**Dataset**

+ + +

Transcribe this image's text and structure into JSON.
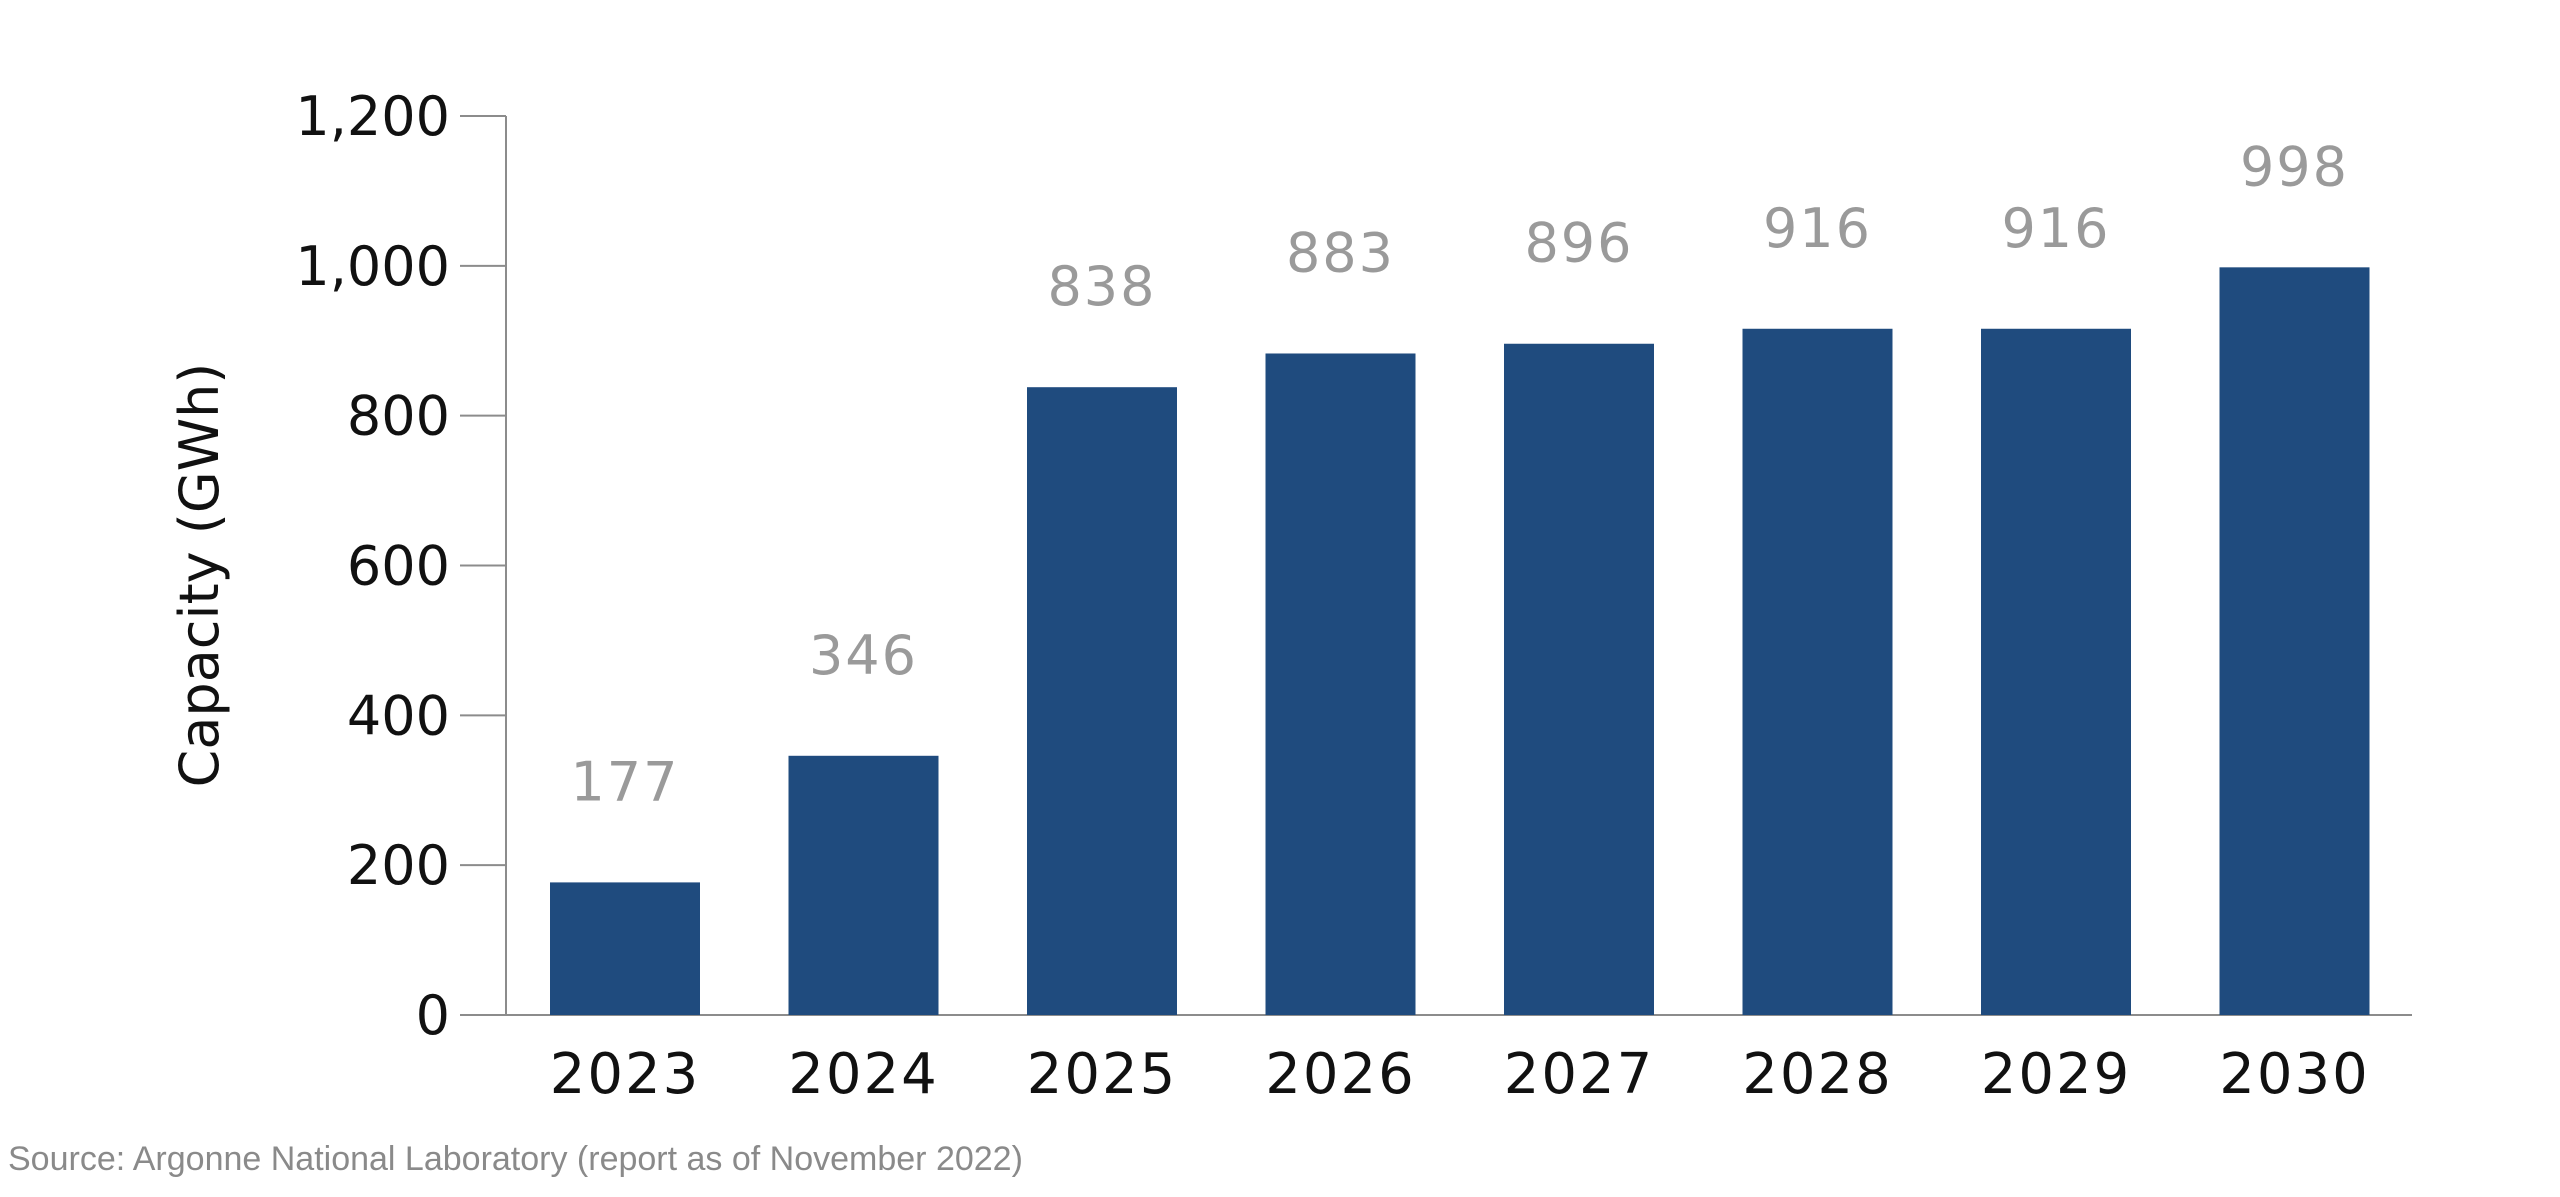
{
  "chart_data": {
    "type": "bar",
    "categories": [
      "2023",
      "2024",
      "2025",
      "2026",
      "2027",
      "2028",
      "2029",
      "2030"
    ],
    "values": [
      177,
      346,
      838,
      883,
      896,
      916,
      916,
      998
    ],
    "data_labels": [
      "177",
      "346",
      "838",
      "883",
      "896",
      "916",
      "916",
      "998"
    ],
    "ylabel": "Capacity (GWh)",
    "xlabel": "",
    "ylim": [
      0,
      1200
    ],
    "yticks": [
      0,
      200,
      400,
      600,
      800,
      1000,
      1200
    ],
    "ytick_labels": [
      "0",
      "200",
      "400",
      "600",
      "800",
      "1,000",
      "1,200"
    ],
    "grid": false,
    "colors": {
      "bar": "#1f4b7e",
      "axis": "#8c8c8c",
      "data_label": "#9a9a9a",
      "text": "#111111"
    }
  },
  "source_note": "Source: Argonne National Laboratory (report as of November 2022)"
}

+ + +

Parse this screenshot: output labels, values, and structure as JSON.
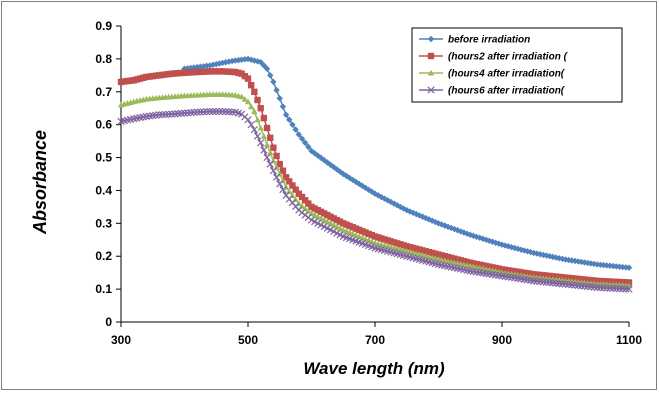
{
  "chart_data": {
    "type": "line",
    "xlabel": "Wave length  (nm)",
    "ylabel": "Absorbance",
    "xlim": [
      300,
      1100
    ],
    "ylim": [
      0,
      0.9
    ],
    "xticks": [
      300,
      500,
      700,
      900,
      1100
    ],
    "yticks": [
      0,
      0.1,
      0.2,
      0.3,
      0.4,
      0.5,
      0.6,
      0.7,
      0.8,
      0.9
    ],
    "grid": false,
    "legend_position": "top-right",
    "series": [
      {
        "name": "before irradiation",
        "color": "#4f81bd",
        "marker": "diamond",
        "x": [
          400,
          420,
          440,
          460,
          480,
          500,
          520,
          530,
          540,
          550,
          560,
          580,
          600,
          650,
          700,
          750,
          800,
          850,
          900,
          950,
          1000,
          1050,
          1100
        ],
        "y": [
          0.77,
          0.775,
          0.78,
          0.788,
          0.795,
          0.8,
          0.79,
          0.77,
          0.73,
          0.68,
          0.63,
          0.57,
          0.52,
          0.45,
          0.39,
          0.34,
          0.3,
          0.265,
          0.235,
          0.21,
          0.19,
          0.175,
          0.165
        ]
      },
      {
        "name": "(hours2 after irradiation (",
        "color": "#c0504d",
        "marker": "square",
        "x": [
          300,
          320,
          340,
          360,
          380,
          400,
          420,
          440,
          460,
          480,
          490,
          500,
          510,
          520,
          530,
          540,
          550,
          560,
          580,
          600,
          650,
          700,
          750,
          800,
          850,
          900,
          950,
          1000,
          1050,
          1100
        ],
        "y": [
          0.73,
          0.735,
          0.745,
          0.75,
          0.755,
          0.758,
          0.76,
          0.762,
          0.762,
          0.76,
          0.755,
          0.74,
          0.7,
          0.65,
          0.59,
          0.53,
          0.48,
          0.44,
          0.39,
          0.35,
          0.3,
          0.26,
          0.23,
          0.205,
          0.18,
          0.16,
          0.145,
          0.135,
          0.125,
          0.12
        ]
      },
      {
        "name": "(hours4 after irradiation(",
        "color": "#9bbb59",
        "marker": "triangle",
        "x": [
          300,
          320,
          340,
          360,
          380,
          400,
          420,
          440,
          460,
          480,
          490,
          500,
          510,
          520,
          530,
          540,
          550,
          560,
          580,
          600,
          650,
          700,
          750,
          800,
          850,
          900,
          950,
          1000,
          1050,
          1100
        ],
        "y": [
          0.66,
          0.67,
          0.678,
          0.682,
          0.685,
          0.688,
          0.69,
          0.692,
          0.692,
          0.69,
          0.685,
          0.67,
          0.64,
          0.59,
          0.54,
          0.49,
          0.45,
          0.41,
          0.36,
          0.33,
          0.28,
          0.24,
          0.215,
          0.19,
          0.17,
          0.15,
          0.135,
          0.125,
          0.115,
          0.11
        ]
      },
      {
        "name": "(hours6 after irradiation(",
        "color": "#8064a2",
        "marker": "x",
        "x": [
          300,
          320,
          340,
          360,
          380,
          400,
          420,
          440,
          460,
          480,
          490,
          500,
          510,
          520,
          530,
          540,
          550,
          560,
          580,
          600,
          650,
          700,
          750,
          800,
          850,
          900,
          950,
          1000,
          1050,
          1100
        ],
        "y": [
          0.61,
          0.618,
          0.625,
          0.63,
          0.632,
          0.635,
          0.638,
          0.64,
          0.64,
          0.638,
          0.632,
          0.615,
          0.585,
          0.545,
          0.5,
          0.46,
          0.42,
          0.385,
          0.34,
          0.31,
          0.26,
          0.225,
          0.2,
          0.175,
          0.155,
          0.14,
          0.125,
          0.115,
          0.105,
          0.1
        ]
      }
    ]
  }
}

+ + +

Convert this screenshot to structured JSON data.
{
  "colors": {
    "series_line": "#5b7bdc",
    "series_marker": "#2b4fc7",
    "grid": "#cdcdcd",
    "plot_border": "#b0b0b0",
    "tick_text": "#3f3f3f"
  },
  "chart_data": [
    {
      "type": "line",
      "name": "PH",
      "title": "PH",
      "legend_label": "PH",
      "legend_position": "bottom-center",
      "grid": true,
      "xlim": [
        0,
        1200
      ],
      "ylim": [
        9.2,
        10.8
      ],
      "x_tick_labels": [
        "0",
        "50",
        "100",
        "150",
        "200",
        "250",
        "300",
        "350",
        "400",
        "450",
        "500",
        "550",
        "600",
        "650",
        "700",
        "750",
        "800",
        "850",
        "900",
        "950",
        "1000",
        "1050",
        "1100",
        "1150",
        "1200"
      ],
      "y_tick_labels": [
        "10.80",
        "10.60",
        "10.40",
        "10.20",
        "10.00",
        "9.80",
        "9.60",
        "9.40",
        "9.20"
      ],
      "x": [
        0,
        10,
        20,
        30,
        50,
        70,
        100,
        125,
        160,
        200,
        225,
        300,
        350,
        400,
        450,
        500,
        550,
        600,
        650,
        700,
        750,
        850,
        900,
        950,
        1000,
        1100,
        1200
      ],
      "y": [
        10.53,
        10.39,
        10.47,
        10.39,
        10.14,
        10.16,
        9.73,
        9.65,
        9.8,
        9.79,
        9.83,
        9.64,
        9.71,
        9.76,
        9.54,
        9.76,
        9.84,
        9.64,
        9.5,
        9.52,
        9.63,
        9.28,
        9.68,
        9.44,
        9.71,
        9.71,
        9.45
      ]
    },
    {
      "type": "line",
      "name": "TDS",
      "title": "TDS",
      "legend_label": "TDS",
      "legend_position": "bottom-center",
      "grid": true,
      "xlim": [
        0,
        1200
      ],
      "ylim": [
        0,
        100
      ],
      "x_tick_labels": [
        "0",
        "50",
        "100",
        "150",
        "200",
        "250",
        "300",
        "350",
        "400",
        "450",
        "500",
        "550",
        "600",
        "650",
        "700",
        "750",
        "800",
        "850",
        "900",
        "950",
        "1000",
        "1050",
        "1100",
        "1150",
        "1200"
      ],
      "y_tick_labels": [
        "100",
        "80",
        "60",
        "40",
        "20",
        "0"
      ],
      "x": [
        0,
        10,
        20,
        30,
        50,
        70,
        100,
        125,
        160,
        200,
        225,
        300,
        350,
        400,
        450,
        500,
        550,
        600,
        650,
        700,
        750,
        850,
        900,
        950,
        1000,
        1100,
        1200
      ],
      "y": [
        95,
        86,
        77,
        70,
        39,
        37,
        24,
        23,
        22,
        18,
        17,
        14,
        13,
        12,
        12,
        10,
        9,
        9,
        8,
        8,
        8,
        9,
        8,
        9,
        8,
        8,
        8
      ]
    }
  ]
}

+ + +

**Given exercise**
Copy every line from the records above that contains the word "this".

**Result**
Transcribe this image's text and structure into JSON.
Parse this screenshot: output labels, values, and structure as JSON.
Convert this screenshot to structured JSON data.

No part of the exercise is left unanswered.